What this task involves ▸ Look for "Mean" in each line of the entries, and return the matching lines.

Given records ▸
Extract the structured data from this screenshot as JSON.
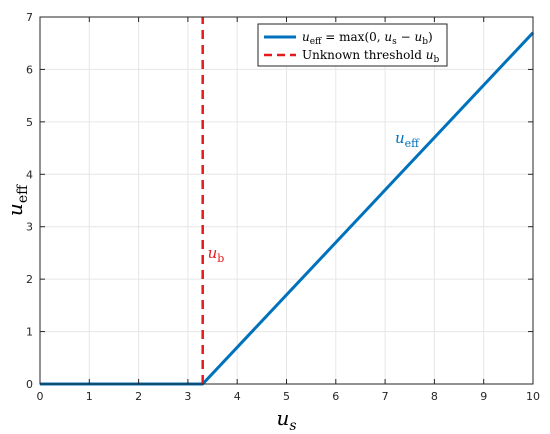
{
  "chart_data": {
    "type": "line",
    "xlabel": {
      "main": "u",
      "sub": "s"
    },
    "ylabel": {
      "main": "u",
      "sub": "eff"
    },
    "xlim": [
      0,
      10
    ],
    "ylim": [
      0,
      7
    ],
    "xticks": [
      0,
      1,
      2,
      3,
      4,
      5,
      6,
      7,
      8,
      9,
      10
    ],
    "yticks": [
      0,
      1,
      2,
      3,
      4,
      5,
      6,
      7
    ],
    "grid": true,
    "legend_position": "top-right",
    "series": [
      {
        "name": "u_eff = max(0, u_s − u_b)",
        "color": "#0072BD",
        "style": "solid",
        "x": [
          0,
          3.3,
          10
        ],
        "y": [
          0,
          0,
          6.7
        ]
      },
      {
        "name": "Unknown threshold u_b",
        "color": "#E41A1C",
        "style": "dashed",
        "x": [
          3.3,
          3.3
        ],
        "y": [
          0,
          7
        ]
      }
    ],
    "annotations": [
      {
        "text": "u_eff",
        "main": "u",
        "sub": "eff",
        "x": 7.2,
        "y": 4.6,
        "color": "#0072BD"
      },
      {
        "text": "u_b",
        "main": "u",
        "sub": "b",
        "x": 3.4,
        "y": 2.4,
        "color": "#E41A1C"
      }
    ],
    "legend": [
      {
        "text": "u_eff = max(0, u_s − u_b)",
        "parts": [
          "u",
          "eff",
          " = max(0, ",
          "u",
          "s",
          " − ",
          "u",
          "b",
          ")"
        ]
      },
      {
        "text": "Unknown threshold u_b",
        "parts": [
          "Unknown threshold ",
          "u",
          "b"
        ]
      }
    ]
  }
}
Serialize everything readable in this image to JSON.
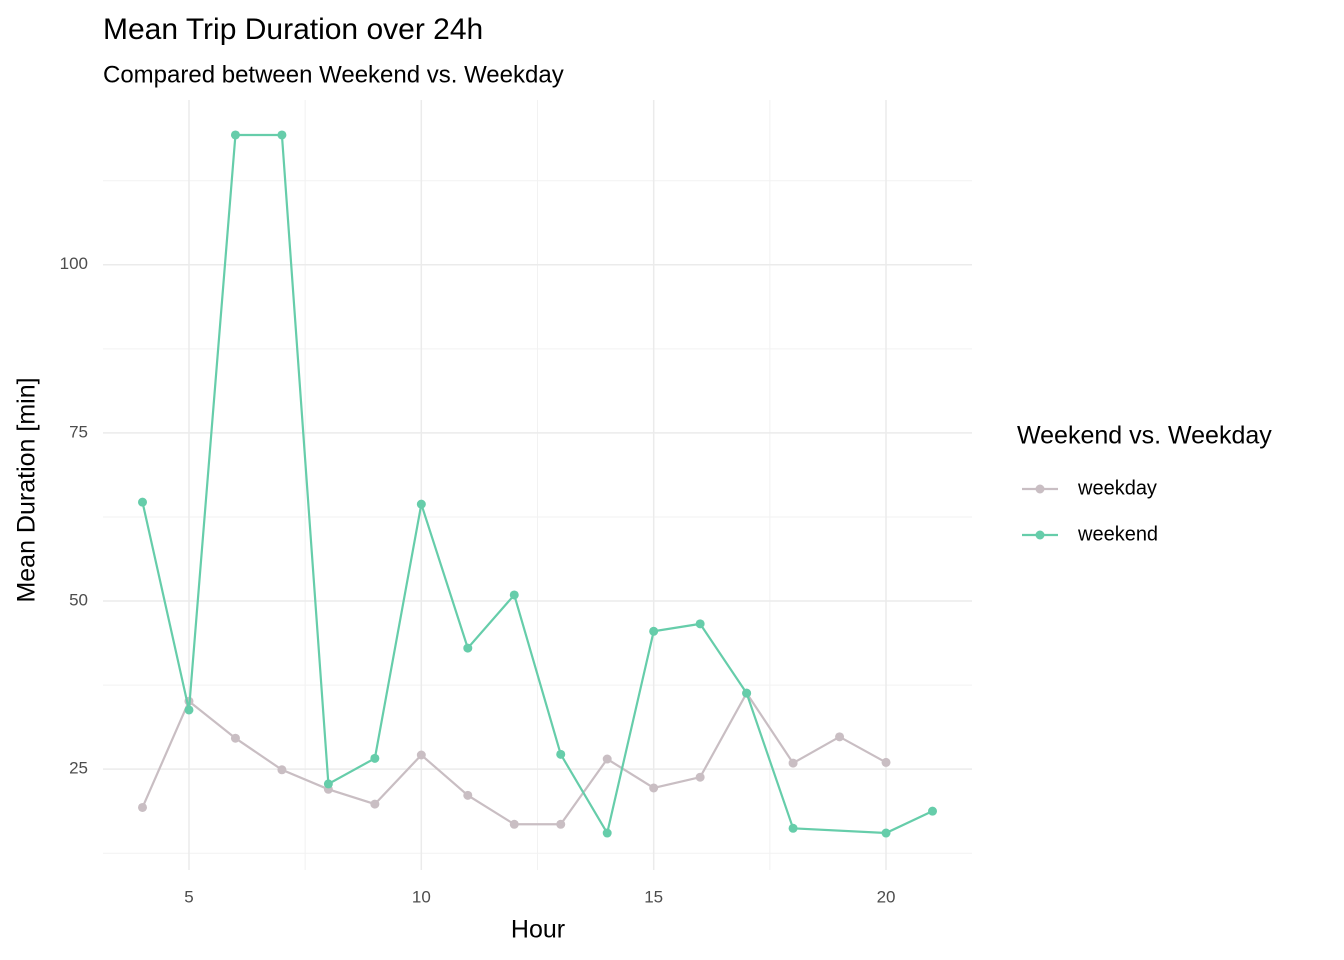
{
  "chart_data": {
    "type": "line",
    "title": "Mean Trip Duration over 24h",
    "subtitle": "Compared between Weekend vs. Weekday",
    "x_label": "Hour",
    "y_label": "Mean Duration [min]",
    "legend_title": "Weekend vs. Weekday",
    "legend_position": "right",
    "grid": true,
    "xlim": [
      3.15,
      21.85
    ],
    "xticks": [
      5,
      10,
      15,
      20
    ],
    "ylim": [
      10.0,
      124.5
    ],
    "yticks": [
      25,
      50,
      75,
      100
    ],
    "series": [
      {
        "name": "weekday",
        "color": "#c9bec3",
        "x": [
          4,
          5,
          6,
          7,
          8,
          9,
          10,
          11,
          12,
          13,
          14,
          15,
          16,
          17,
          18,
          19,
          20
        ],
        "values": [
          19.3,
          35.1,
          29.6,
          24.9,
          22.0,
          19.8,
          27.1,
          21.1,
          16.8,
          16.8,
          26.5,
          22.2,
          23.8,
          36.3,
          25.9,
          29.8,
          26.0
        ]
      },
      {
        "name": "weekend",
        "color": "#66cdaa",
        "x": [
          4,
          5,
          6,
          7,
          8,
          9,
          10,
          11,
          12,
          13,
          14,
          15,
          16,
          17,
          18,
          20,
          21
        ],
        "values": [
          64.7,
          33.8,
          119.3,
          119.3,
          22.8,
          26.6,
          64.4,
          43.0,
          50.9,
          27.2,
          15.5,
          45.5,
          46.6,
          36.3,
          16.2,
          15.5,
          18.75
        ]
      }
    ]
  }
}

Solution ▸
    "title": "Mean Trip Duration over 24h",
    "y_label": "Mean Duration [min]",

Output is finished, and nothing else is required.